- **Requirements**:
The entries below should be quoted exactly, with no pictures carried over.

- **Data extract**:

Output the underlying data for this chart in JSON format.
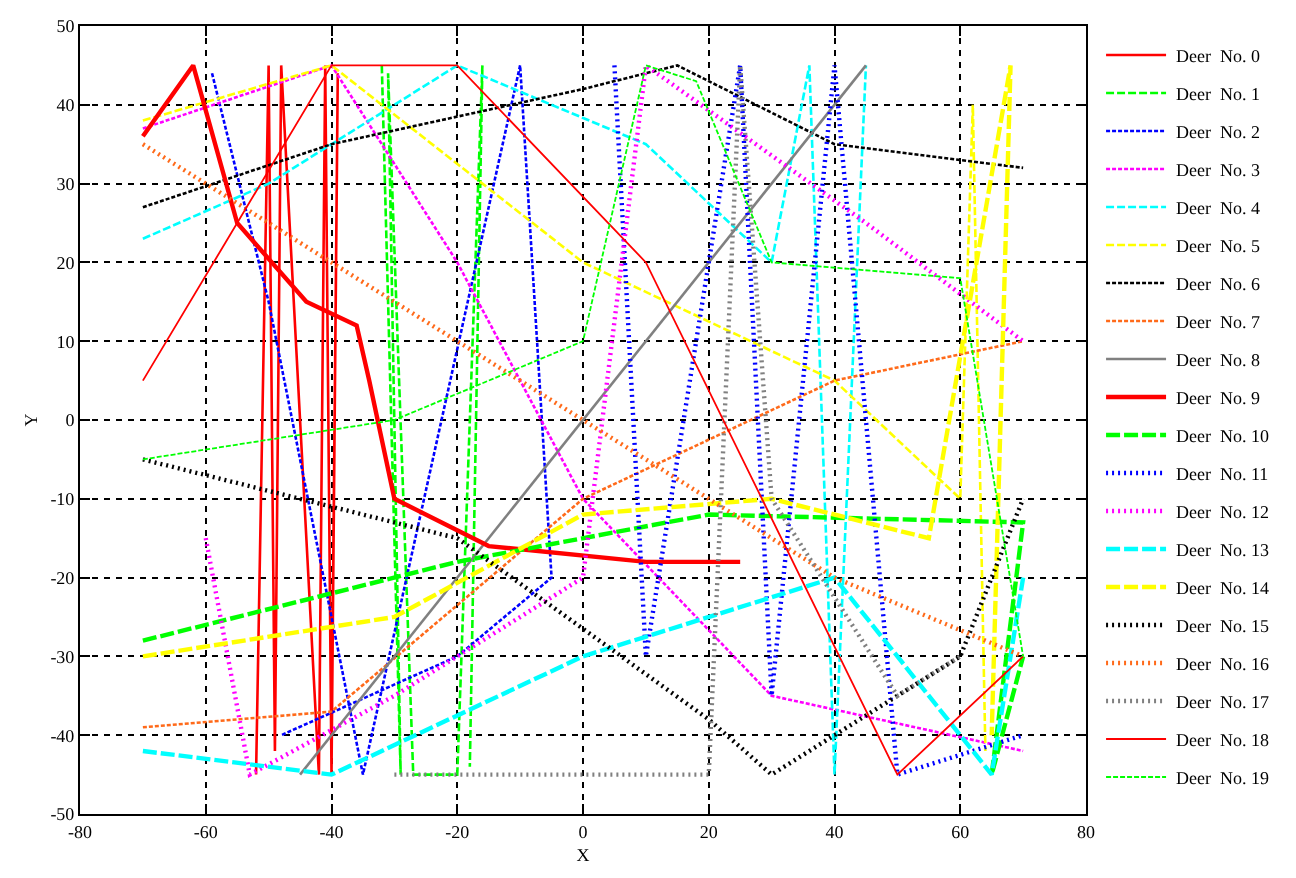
{
  "chart_data": {
    "type": "line",
    "xlabel": "X",
    "ylabel": "Y",
    "xlim": [
      -80,
      80
    ],
    "ylim": [
      -50,
      50
    ],
    "xticks": [
      -80,
      -60,
      -40,
      -20,
      0,
      20,
      40,
      60,
      80
    ],
    "yticks": [
      -50,
      -40,
      -30,
      -20,
      -10,
      0,
      10,
      20,
      30,
      40,
      50
    ],
    "grid": true,
    "legend": "top right",
    "marker": "none",
    "series": [
      {
        "name": "Deer  No. 0",
        "color": "#ff0000",
        "line_style": "solid",
        "x": [
          -52,
          -50,
          -49,
          -48,
          -42,
          -41,
          -40,
          -39,
          -40
        ],
        "values": [
          -45,
          45,
          -42,
          45,
          -45,
          45,
          -45,
          44,
          -42
        ]
      },
      {
        "name": "Deer  No. 1",
        "color": "#00ff00",
        "line_style": "dashed",
        "x": [
          -32,
          -29,
          -31,
          -27,
          -20,
          -16,
          -18
        ],
        "values": [
          45,
          -45,
          44,
          -45,
          -45,
          45,
          -44
        ]
      },
      {
        "name": "Deer  No. 2",
        "color": "#0000ff",
        "line_style": "dotted",
        "x": [
          -59,
          -50,
          -35,
          -10,
          -5,
          -20,
          -48
        ],
        "values": [
          44,
          15,
          -45,
          45,
          -20,
          -30,
          -40
        ]
      },
      {
        "name": "Deer  No. 3",
        "color": "#ff00ff",
        "line_style": "dotted",
        "x": [
          -70,
          -40,
          -20,
          0,
          30,
          70
        ],
        "values": [
          37,
          45,
          20,
          -10,
          -35,
          -42
        ]
      },
      {
        "name": "Deer  No. 4",
        "color": "#00ffff",
        "line_style": "dashed",
        "x": [
          -70,
          -50,
          -20,
          10,
          30,
          36,
          40,
          45
        ],
        "values": [
          23,
          30,
          45,
          35,
          20,
          45,
          -45,
          45
        ]
      },
      {
        "name": "Deer  No. 5",
        "color": "#ffff00",
        "line_style": "dashed",
        "x": [
          -70,
          -40,
          0,
          40,
          60,
          62,
          64
        ],
        "values": [
          38,
          45,
          20,
          5,
          -10,
          40,
          -42
        ]
      },
      {
        "name": "Deer  No. 6",
        "color": "#000000",
        "line_style": "dotted",
        "x": [
          -70,
          -40,
          0,
          15,
          40,
          70
        ],
        "values": [
          27,
          35,
          42,
          45,
          35,
          32
        ]
      },
      {
        "name": "Deer  No. 7",
        "color": "#ff6a1a",
        "line_style": "dotted",
        "x": [
          -70,
          -40,
          0,
          40,
          70
        ],
        "values": [
          -39,
          -37,
          -10,
          5,
          10
        ]
      },
      {
        "name": "Deer  No. 8",
        "color": "#808080",
        "line_style": "solid",
        "x": [
          -45,
          45
        ],
        "values": [
          -45,
          45
        ]
      },
      {
        "name": "Deer  No. 9",
        "color": "#ff0000",
        "line_style": "solid",
        "x": [
          -70,
          -62,
          -55,
          -44,
          -36,
          -34,
          -30,
          -15,
          10,
          25
        ],
        "values": [
          36,
          45,
          25,
          15,
          12,
          5,
          -10,
          -16,
          -18,
          -18
        ]
      },
      {
        "name": "Deer  No. 10",
        "color": "#00ff00",
        "line_style": "dashed",
        "x": [
          -70,
          -20,
          20,
          70,
          65,
          70
        ],
        "values": [
          -28,
          -18,
          -12,
          -13,
          -45,
          -30
        ]
      },
      {
        "name": "Deer  No. 11",
        "color": "#0000ff",
        "line_style": "dotted",
        "x": [
          5,
          10,
          25,
          30,
          40,
          50,
          70
        ],
        "values": [
          45,
          -30,
          45,
          -35,
          45,
          -45,
          -40
        ]
      },
      {
        "name": "Deer  No. 12",
        "color": "#ff00ff",
        "line_style": "dotted",
        "x": [
          -60,
          -53,
          -30,
          0,
          10,
          45,
          70
        ],
        "values": [
          -15,
          -45,
          -35,
          -20,
          45,
          25,
          10
        ]
      },
      {
        "name": "Deer  No. 13",
        "color": "#00ffff",
        "line_style": "dashed",
        "x": [
          -70,
          -40,
          0,
          40,
          60,
          65,
          70
        ],
        "values": [
          -42,
          -45,
          -30,
          -20,
          -40,
          -45,
          -20
        ]
      },
      {
        "name": "Deer  No. 14",
        "color": "#ffff00",
        "line_style": "dashed",
        "x": [
          -70,
          -30,
          0,
          30,
          55,
          68,
          65
        ],
        "values": [
          -30,
          -25,
          -12,
          -10,
          -15,
          45,
          -40
        ]
      },
      {
        "name": "Deer  No. 15",
        "color": "#000000",
        "line_style": "dotted",
        "x": [
          -70,
          -20,
          20,
          30,
          40,
          60,
          70
        ],
        "values": [
          -5,
          -15,
          -38,
          -45,
          -40,
          -30,
          -10
        ]
      },
      {
        "name": "Deer  No. 16",
        "color": "#ff6a1a",
        "line_style": "dotted",
        "x": [
          -70,
          -40,
          0,
          40,
          70
        ],
        "values": [
          35,
          20,
          0,
          -20,
          -30
        ]
      },
      {
        "name": "Deer  No. 17",
        "color": "#808080",
        "line_style": "dotted",
        "x": [
          -30,
          20,
          25,
          30,
          50,
          60
        ],
        "values": [
          -45,
          -45,
          45,
          -10,
          -35,
          -30
        ]
      },
      {
        "name": "Deer  No. 18",
        "color": "#ff0000",
        "line_style": "solid",
        "x": [
          -70,
          -40,
          -20,
          10,
          50,
          70
        ],
        "values": [
          5,
          45,
          45,
          20,
          -45,
          -30
        ]
      },
      {
        "name": "Deer  No. 19",
        "color": "#00ff00",
        "line_style": "dashed",
        "x": [
          -70,
          -30,
          0,
          10,
          18,
          30,
          60,
          70
        ],
        "values": [
          -5,
          0,
          10,
          45,
          43,
          20,
          18,
          -30
        ]
      }
    ]
  }
}
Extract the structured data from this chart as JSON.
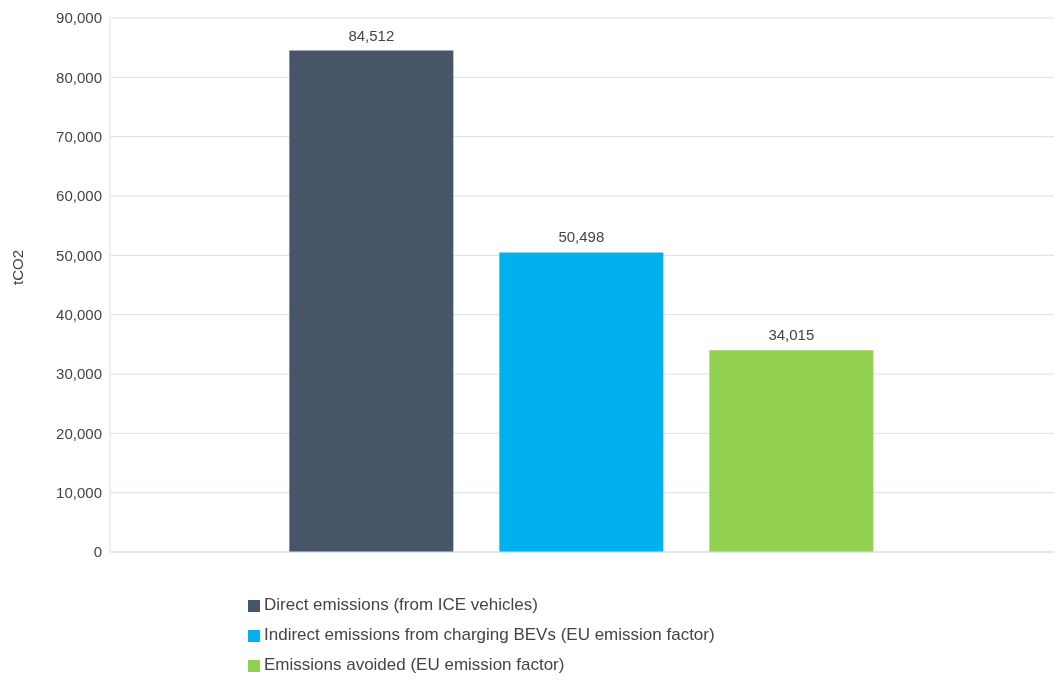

- **Answer to this task**:
Output the underlying data for this chart in JSON format.
{
  "chart_data": {
    "type": "line",
    "xlabel": "X",
    "ylabel": "Y",
    "xlim": [
      -80,
      80
    ],
    "ylim": [
      -50,
      50
    ],
    "xticks": [
      -80,
      -60,
      -40,
      -20,
      0,
      20,
      40,
      60,
      80
    ],
    "yticks": [
      -50,
      -40,
      -30,
      -20,
      -10,
      0,
      10,
      20,
      30,
      40,
      50
    ],
    "grid": true,
    "legend": "top right",
    "marker": "none",
    "series": [
      {
        "name": "Deer  No. 0",
        "color": "#ff0000",
        "line_style": "solid",
        "x": [
          -52,
          -50,
          -49,
          -48,
          -42,
          -41,
          -40,
          -39,
          -40
        ],
        "values": [
          -45,
          45,
          -42,
          45,
          -45,
          45,
          -45,
          44,
          -42
        ]
      },
      {
        "name": "Deer  No. 1",
        "color": "#00ff00",
        "line_style": "dashed",
        "x": [
          -32,
          -29,
          -31,
          -27,
          -20,
          -16,
          -18
        ],
        "values": [
          45,
          -45,
          44,
          -45,
          -45,
          45,
          -44
        ]
      },
      {
        "name": "Deer  No. 2",
        "color": "#0000ff",
        "line_style": "dotted",
        "x": [
          -59,
          -50,
          -35,
          -10,
          -5,
          -20,
          -48
        ],
        "values": [
          44,
          15,
          -45,
          45,
          -20,
          -30,
          -40
        ]
      },
      {
        "name": "Deer  No. 3",
        "color": "#ff00ff",
        "line_style": "dotted",
        "x": [
          -70,
          -40,
          -20,
          0,
          30,
          70
        ],
        "values": [
          37,
          45,
          20,
          -10,
          -35,
          -42
        ]
      },
      {
        "name": "Deer  No. 4",
        "color": "#00ffff",
        "line_style": "dashed",
        "x": [
          -70,
          -50,
          -20,
          10,
          30,
          36,
          40,
          45
        ],
        "values": [
          23,
          30,
          45,
          35,
          20,
          45,
          -45,
          45
        ]
      },
      {
        "name": "Deer  No. 5",
        "color": "#ffff00",
        "line_style": "dashed",
        "x": [
          -70,
          -40,
          0,
          40,
          60,
          62,
          64
        ],
        "values": [
          38,
          45,
          20,
          5,
          -10,
          40,
          -42
        ]
      },
      {
        "name": "Deer  No. 6",
        "color": "#000000",
        "line_style": "dotted",
        "x": [
          -70,
          -40,
          0,
          15,
          40,
          70
        ],
        "values": [
          27,
          35,
          42,
          45,
          35,
          32
        ]
      },
      {
        "name": "Deer  No. 7",
        "color": "#ff6a1a",
        "line_style": "dotted",
        "x": [
          -70,
          -40,
          0,
          40,
          70
        ],
        "values": [
          -39,
          -37,
          -10,
          5,
          10
        ]
      },
      {
        "name": "Deer  No. 8",
        "color": "#808080",
        "line_style": "solid",
        "x": [
          -45,
          45
        ],
        "values": [
          -45,
          45
        ]
      },
      {
        "name": "Deer  No. 9",
        "color": "#ff0000",
        "line_style": "solid",
        "x": [
          -70,
          -62,
          -55,
          -44,
          -36,
          -34,
          -30,
          -15,
          10,
          25
        ],
        "values": [
          36,
          45,
          25,
          15,
          12,
          5,
          -10,
          -16,
          -18,
          -18
        ]
      },
      {
        "name": "Deer  No. 10",
        "color": "#00ff00",
        "line_style": "dashed",
        "x": [
          -70,
          -20,
          20,
          70,
          65,
          70
        ],
        "values": [
          -28,
          -18,
          -12,
          -13,
          -45,
          -30
        ]
      },
      {
        "name": "Deer  No. 11",
        "color": "#0000ff",
        "line_style": "dotted",
        "x": [
          5,
          10,
          25,
          30,
          40,
          50,
          70
        ],
        "values": [
          45,
          -30,
          45,
          -35,
          45,
          -45,
          -40
        ]
      },
      {
        "name": "Deer  No. 12",
        "color": "#ff00ff",
        "line_style": "dotted",
        "x": [
          -60,
          -53,
          -30,
          0,
          10,
          45,
          70
        ],
        "values": [
          -15,
          -45,
          -35,
          -20,
          45,
          25,
          10
        ]
      },
      {
        "name": "Deer  No. 13",
        "color": "#00ffff",
        "line_style": "dashed",
        "x": [
          -70,
          -40,
          0,
          40,
          60,
          65,
          70
        ],
        "values": [
          -42,
          -45,
          -30,
          -20,
          -40,
          -45,
          -20
        ]
      },
      {
        "name": "Deer  No. 14",
        "color": "#ffff00",
        "line_style": "dashed",
        "x": [
          -70,
          -30,
          0,
          30,
          55,
          68,
          65
        ],
        "values": [
          -30,
          -25,
          -12,
          -10,
          -15,
          45,
          -40
        ]
      },
      {
        "name": "Deer  No. 15",
        "color": "#000000",
        "line_style": "dotted",
        "x": [
          -70,
          -20,
          20,
          30,
          40,
          60,
          70
        ],
        "values": [
          -5,
          -15,
          -38,
          -45,
          -40,
          -30,
          -10
        ]
      },
      {
        "name": "Deer  No. 16",
        "color": "#ff6a1a",
        "line_style": "dotted",
        "x": [
          -70,
          -40,
          0,
          40,
          70
        ],
        "values": [
          35,
          20,
          0,
          -20,
          -30
        ]
      },
      {
        "name": "Deer  No. 17",
        "color": "#808080",
        "line_style": "dotted",
        "x": [
          -30,
          20,
          25,
          30,
          50,
          60
        ],
        "values": [
          -45,
          -45,
          45,
          -10,
          -35,
          -30
        ]
      },
      {
        "name": "Deer  No. 18",
        "color": "#ff0000",
        "line_style": "solid",
        "x": [
          -70,
          -40,
          -20,
          10,
          50,
          70
        ],
        "values": [
          5,
          45,
          45,
          20,
          -45,
          -30
        ]
      },
      {
        "name": "Deer  No. 19",
        "color": "#00ff00",
        "line_style": "dashed",
        "x": [
          -70,
          -30,
          0,
          10,
          18,
          30,
          60,
          70
        ],
        "values": [
          -5,
          0,
          10,
          45,
          43,
          20,
          18,
          -30
        ]
      }
    ]
  }
}
Extract the structured data from this chart as JSON.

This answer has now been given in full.